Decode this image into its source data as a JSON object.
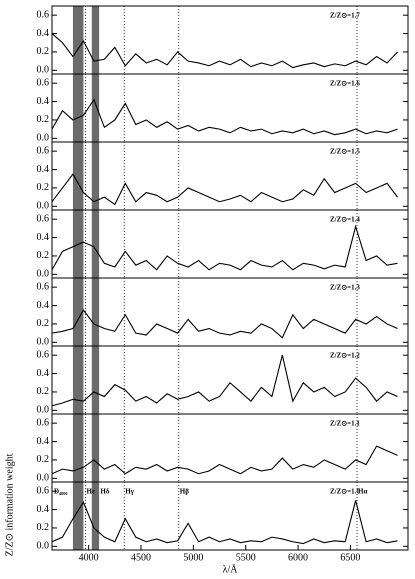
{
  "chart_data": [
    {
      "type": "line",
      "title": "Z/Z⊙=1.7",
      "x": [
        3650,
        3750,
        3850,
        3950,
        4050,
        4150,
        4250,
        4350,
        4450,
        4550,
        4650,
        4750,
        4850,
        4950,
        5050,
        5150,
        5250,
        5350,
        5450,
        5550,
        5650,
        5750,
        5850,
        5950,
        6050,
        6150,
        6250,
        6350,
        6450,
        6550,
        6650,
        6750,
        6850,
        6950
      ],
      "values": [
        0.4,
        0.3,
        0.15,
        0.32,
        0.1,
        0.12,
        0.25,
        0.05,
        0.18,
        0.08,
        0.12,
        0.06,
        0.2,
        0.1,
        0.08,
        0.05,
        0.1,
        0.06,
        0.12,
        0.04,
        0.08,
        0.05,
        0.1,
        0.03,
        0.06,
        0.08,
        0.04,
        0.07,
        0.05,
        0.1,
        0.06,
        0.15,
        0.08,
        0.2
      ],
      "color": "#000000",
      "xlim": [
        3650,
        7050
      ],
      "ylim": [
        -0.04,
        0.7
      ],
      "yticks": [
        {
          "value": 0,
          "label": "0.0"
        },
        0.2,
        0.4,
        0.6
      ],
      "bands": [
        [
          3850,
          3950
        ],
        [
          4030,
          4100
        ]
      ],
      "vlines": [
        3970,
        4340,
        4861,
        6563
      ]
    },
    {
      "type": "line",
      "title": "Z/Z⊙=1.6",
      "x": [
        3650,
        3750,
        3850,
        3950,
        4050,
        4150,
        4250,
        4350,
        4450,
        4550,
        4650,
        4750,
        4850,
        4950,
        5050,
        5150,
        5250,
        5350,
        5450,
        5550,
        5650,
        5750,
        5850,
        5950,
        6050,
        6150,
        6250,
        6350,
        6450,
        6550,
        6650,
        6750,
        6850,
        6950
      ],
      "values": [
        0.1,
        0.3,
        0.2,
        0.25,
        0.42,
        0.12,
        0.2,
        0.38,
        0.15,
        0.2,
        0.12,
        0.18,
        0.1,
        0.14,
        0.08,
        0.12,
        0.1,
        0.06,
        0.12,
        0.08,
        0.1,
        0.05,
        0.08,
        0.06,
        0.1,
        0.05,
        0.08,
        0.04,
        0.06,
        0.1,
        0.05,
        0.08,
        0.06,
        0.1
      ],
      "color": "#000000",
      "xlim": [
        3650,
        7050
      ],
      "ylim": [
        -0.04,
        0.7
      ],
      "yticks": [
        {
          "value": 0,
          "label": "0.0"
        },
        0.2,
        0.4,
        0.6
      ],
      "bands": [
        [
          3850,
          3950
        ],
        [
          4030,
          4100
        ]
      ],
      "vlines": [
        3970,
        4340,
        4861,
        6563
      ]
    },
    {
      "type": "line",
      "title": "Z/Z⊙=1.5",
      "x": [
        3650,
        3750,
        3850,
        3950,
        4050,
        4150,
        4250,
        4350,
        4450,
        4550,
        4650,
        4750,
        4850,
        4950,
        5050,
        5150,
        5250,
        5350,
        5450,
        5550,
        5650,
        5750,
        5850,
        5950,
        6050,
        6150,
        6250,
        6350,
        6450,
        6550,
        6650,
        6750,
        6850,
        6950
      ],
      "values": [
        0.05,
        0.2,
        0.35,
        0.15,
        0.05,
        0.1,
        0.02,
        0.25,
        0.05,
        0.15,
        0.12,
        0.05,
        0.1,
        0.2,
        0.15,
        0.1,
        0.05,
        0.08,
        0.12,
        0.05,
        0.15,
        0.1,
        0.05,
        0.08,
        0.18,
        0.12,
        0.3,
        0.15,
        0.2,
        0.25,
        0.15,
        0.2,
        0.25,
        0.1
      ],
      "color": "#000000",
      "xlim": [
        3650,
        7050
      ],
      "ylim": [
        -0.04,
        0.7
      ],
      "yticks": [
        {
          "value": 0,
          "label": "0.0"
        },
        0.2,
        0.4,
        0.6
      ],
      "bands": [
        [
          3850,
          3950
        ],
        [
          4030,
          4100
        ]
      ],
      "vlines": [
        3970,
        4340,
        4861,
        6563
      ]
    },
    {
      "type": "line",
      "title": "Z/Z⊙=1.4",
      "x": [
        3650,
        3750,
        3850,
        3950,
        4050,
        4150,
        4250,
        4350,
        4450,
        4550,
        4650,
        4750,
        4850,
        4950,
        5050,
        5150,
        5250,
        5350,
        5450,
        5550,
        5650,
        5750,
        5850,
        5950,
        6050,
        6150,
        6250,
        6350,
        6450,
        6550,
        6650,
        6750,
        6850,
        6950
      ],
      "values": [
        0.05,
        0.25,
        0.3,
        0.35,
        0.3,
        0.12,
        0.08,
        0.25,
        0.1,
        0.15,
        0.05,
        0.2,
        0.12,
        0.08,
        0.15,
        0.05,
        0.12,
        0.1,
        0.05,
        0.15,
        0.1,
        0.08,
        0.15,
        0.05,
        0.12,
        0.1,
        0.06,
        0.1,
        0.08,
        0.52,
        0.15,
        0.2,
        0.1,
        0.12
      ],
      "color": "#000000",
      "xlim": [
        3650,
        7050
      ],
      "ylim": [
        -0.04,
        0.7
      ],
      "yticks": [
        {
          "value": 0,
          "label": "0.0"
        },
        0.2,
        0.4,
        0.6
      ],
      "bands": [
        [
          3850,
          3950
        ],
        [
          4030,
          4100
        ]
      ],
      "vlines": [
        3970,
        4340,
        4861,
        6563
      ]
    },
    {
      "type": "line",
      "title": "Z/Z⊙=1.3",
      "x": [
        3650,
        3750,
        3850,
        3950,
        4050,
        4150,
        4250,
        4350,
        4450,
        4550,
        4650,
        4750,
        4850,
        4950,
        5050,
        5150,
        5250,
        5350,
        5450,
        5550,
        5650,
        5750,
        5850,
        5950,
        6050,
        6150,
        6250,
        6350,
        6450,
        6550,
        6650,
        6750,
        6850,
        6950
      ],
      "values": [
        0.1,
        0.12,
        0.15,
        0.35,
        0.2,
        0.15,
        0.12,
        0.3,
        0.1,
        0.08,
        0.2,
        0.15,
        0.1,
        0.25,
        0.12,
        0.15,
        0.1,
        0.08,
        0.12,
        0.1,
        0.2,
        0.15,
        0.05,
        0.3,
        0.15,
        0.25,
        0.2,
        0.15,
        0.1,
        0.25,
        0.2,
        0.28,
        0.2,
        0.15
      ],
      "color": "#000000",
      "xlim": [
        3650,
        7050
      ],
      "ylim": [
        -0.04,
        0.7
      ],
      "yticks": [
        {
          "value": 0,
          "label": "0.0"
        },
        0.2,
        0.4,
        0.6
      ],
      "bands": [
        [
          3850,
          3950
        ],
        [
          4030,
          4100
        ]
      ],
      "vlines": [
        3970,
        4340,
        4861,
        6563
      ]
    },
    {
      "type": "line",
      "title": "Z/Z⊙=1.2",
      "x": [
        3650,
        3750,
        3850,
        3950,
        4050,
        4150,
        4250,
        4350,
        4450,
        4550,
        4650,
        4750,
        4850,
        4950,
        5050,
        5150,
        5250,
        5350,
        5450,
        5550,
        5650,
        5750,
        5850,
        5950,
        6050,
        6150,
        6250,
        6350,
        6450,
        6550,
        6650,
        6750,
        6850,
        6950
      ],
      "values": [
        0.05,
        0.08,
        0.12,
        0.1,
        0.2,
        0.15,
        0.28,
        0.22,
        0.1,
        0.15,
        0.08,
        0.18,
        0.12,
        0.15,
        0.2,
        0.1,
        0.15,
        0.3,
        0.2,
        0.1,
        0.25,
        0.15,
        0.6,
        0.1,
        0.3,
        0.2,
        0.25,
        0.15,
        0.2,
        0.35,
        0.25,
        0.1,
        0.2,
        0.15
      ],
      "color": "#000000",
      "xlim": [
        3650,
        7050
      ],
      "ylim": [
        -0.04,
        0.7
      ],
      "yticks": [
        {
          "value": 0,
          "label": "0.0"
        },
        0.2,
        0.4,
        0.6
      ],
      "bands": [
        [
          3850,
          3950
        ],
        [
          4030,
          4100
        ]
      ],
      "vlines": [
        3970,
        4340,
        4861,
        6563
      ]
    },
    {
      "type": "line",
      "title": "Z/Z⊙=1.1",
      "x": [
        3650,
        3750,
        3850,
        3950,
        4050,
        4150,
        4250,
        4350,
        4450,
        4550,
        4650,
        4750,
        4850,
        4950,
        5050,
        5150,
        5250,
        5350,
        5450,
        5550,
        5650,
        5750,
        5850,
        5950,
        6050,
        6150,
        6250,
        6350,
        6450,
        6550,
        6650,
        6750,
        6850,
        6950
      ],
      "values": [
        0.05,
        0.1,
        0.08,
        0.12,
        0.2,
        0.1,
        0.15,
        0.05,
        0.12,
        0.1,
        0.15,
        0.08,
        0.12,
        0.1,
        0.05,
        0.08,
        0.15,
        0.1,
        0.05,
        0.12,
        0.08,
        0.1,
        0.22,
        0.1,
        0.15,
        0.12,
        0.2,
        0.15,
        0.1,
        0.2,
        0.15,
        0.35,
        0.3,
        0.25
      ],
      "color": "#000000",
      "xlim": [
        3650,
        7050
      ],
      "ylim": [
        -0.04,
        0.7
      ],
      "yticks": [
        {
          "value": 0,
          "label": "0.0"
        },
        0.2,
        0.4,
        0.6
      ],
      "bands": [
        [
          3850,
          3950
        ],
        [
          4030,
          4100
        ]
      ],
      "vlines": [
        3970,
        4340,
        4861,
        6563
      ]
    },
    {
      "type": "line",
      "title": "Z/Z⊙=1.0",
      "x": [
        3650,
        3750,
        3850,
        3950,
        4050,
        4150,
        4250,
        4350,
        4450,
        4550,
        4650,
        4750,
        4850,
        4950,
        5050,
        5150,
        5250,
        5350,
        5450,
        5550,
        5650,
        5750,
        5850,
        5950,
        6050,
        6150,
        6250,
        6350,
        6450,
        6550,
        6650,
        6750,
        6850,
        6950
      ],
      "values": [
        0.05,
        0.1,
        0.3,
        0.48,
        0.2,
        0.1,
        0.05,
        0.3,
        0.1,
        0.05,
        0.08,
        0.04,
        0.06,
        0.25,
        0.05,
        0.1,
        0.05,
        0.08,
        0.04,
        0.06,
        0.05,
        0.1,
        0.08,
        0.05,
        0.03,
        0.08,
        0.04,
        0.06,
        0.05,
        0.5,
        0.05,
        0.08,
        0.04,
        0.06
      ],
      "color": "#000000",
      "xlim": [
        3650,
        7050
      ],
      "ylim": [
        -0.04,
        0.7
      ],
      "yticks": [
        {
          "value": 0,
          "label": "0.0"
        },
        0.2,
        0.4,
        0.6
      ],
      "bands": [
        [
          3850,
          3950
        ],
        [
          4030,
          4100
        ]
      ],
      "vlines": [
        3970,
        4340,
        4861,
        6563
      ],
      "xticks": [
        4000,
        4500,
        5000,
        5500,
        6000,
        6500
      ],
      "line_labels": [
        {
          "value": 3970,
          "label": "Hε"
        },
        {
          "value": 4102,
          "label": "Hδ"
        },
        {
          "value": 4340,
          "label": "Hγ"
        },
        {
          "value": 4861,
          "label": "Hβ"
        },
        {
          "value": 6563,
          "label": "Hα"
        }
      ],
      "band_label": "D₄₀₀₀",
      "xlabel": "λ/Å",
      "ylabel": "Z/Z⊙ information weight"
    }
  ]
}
...
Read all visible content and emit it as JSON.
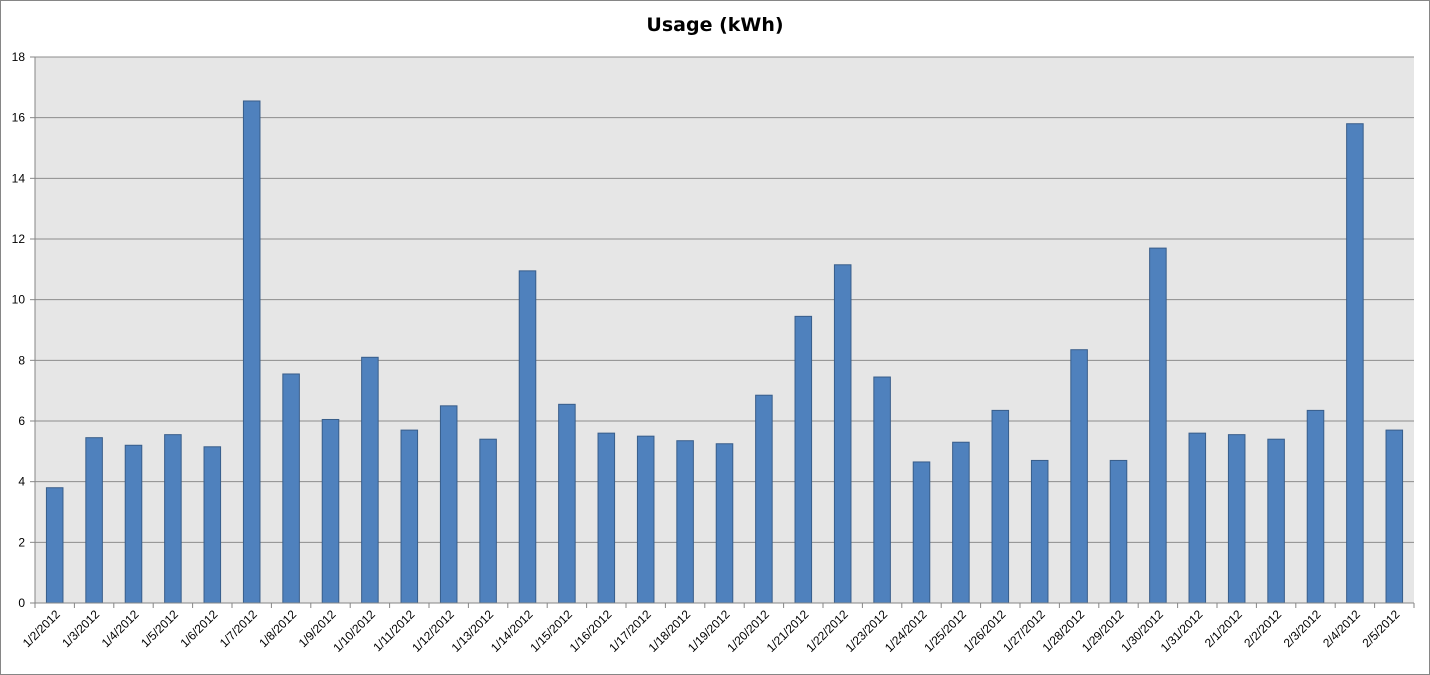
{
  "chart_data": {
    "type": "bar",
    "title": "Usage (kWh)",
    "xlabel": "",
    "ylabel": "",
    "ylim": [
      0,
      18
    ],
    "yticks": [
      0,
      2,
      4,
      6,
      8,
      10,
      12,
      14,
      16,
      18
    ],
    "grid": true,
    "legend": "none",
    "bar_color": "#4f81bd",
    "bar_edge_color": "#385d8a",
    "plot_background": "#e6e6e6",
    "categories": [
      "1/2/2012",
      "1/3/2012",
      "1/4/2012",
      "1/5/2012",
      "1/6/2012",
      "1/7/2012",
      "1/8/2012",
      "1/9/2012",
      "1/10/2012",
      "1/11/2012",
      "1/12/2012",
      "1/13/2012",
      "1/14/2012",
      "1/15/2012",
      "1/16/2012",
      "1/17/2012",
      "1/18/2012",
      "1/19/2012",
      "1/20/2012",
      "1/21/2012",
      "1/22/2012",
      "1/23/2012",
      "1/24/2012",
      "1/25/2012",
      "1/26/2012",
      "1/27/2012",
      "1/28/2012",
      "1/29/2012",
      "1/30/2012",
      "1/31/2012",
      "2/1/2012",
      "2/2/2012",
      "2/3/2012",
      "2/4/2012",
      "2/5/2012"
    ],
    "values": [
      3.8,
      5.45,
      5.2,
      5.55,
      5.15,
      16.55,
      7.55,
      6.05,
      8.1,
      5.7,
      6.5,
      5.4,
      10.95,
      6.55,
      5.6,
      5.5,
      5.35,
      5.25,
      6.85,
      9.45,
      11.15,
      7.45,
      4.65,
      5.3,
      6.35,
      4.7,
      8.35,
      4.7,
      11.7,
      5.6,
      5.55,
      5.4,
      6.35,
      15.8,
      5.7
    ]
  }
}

→ Task to complete: Find all lines holding the string "title" and copy them.

→ Worked answer:
      "title": "Z/Z⊙=1.7",
      "title": "Z/Z⊙=1.6",
      "title": "Z/Z⊙=1.5",
      "title": "Z/Z⊙=1.4",
      "title": "Z/Z⊙=1.3",
      "title": "Z/Z⊙=1.2",
      "title": "Z/Z⊙=1.1",
      "title": "Z/Z⊙=1.0",
    "title": "Usage (kWh)",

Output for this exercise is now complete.